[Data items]
▽
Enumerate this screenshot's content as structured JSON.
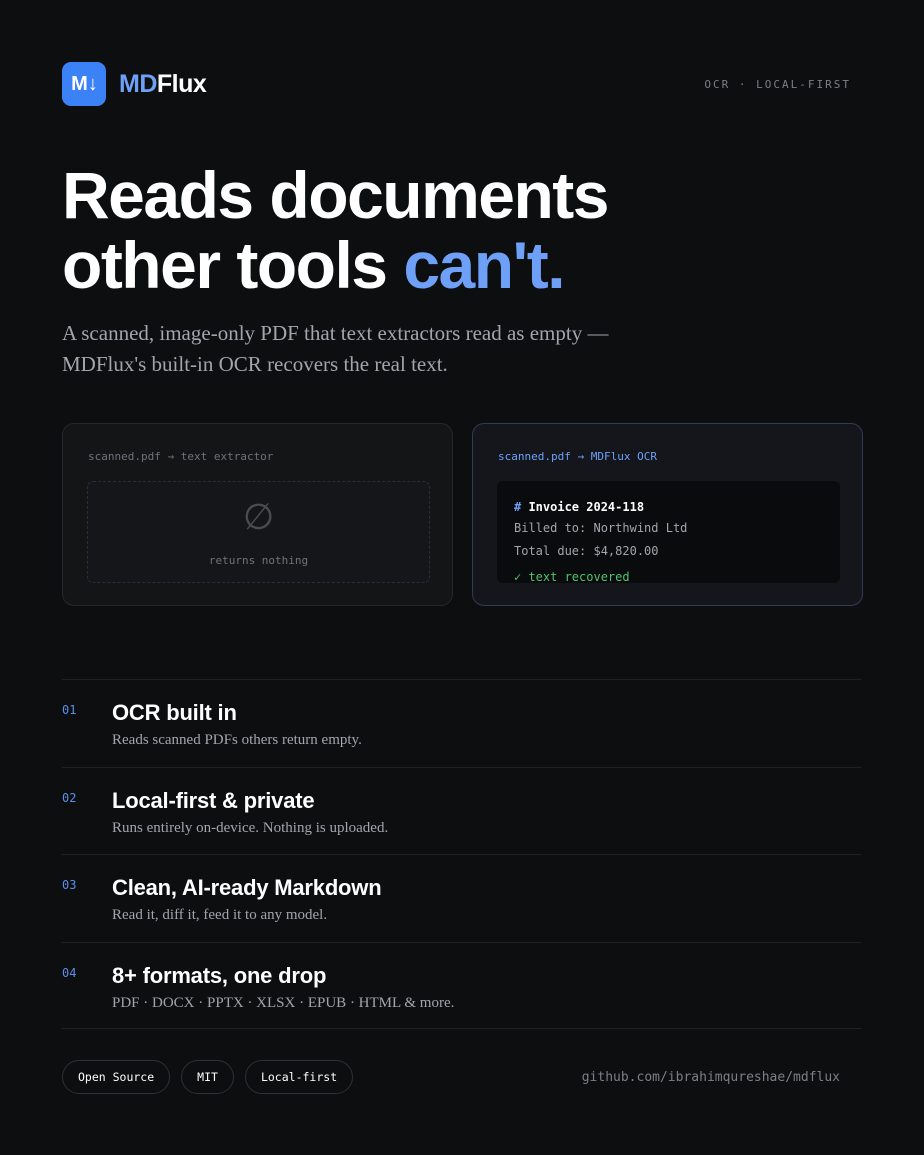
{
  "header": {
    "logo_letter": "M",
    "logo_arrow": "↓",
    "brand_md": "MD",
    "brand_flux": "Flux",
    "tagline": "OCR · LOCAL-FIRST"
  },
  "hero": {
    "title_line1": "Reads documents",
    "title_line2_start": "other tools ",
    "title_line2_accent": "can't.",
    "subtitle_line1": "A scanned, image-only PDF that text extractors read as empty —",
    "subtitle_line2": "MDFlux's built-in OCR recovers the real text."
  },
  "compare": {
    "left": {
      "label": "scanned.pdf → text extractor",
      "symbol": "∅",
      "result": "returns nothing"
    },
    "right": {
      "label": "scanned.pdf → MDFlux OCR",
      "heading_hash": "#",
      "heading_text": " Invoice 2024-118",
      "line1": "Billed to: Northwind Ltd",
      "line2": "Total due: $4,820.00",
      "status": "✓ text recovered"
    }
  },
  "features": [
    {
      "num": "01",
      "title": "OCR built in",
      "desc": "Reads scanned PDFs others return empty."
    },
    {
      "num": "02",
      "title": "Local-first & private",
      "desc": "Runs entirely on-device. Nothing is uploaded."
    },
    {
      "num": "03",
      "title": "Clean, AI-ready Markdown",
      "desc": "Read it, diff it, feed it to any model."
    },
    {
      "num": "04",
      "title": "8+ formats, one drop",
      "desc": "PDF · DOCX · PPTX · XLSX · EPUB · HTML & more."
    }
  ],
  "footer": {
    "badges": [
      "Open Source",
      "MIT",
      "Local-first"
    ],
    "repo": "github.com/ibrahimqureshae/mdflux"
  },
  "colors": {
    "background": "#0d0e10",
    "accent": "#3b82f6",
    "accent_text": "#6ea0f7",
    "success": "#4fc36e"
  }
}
△
▽
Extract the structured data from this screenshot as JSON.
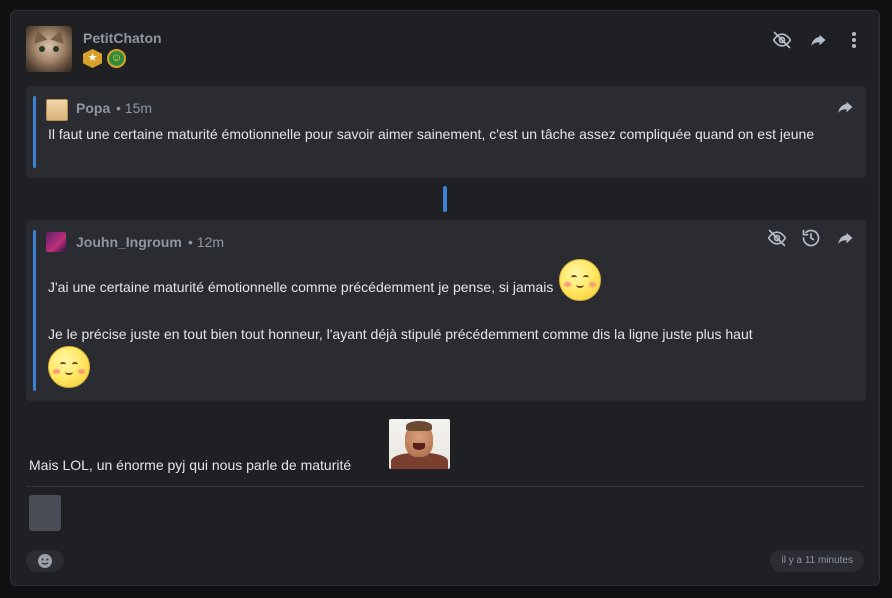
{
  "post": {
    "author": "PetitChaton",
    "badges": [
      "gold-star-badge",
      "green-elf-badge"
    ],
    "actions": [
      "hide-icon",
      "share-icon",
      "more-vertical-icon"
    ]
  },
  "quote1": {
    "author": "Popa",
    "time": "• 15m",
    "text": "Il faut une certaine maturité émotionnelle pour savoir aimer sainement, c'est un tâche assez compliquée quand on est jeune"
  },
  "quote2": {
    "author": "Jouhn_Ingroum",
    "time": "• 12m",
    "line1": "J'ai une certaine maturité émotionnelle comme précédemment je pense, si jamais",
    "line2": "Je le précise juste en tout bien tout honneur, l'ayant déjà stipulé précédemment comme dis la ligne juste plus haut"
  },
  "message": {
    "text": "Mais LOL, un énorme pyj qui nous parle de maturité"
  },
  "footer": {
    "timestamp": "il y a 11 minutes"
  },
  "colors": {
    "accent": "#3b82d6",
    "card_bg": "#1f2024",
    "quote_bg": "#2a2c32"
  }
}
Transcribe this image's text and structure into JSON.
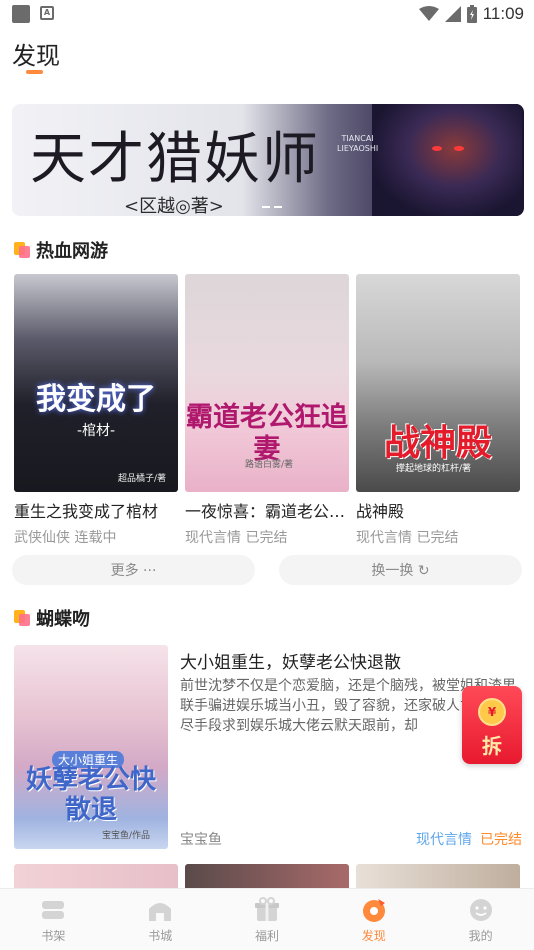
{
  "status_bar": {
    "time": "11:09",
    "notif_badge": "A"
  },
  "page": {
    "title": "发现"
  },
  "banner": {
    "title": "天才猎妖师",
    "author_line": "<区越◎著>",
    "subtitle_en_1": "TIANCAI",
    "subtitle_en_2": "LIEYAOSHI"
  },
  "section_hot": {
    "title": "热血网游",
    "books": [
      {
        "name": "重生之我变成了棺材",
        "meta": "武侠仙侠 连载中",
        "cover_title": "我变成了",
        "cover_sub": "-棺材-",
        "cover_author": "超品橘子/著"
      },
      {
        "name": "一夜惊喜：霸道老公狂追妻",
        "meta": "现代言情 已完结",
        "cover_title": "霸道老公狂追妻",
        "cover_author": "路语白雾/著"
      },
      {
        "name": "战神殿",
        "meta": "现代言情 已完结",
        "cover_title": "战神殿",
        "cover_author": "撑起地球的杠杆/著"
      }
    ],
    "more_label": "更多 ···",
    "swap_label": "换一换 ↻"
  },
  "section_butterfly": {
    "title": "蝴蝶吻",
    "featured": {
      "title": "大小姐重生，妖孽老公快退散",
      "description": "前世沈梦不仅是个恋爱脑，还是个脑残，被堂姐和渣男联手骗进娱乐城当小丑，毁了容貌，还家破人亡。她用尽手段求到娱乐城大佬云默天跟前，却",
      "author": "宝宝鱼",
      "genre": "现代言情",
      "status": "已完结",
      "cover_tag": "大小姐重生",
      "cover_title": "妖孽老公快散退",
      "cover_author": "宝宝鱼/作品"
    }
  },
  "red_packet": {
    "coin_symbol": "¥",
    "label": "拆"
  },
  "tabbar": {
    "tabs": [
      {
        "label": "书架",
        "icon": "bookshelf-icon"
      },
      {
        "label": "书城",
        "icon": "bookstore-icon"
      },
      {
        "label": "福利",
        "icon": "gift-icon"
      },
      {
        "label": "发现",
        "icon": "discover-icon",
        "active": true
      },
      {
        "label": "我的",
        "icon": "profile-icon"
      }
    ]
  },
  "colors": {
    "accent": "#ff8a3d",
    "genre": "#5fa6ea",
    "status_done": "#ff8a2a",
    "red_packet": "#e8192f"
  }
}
△
▽
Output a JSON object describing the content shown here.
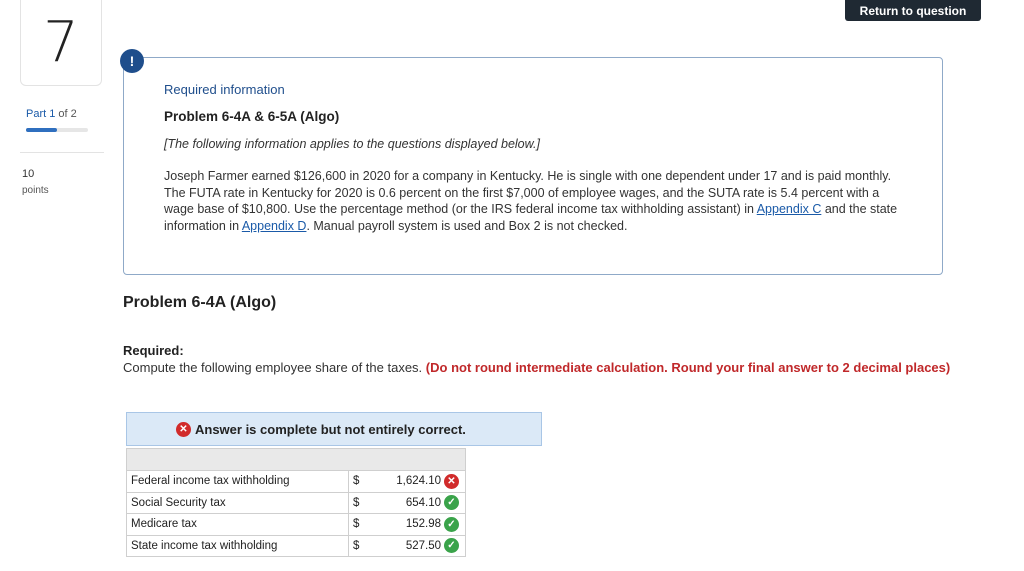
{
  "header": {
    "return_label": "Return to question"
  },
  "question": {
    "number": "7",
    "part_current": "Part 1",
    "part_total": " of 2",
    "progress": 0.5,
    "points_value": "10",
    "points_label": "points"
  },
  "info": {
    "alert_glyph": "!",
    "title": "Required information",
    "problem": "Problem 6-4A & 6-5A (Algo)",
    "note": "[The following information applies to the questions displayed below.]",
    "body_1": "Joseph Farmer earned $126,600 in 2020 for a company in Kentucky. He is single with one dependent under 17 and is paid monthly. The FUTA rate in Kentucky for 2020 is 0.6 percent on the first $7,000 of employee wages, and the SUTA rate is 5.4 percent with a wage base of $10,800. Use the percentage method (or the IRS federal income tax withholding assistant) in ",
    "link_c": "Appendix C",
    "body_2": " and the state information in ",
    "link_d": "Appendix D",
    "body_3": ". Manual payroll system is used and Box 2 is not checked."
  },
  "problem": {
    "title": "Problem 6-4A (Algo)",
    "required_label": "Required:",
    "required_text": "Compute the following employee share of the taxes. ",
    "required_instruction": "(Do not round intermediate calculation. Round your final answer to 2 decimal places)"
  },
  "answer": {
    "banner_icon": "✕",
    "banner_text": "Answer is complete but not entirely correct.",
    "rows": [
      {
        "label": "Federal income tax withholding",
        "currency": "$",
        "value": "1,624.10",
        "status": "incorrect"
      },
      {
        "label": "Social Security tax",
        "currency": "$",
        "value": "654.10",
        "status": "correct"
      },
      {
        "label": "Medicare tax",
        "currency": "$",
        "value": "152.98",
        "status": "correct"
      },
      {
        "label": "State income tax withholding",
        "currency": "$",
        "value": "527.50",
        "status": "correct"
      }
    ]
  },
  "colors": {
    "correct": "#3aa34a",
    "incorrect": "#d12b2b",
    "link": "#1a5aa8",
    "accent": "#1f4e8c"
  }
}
△
Written problem.
Check each line in the listing above for the string "information", then report how many lines contain it, with no other text.

Response below.
3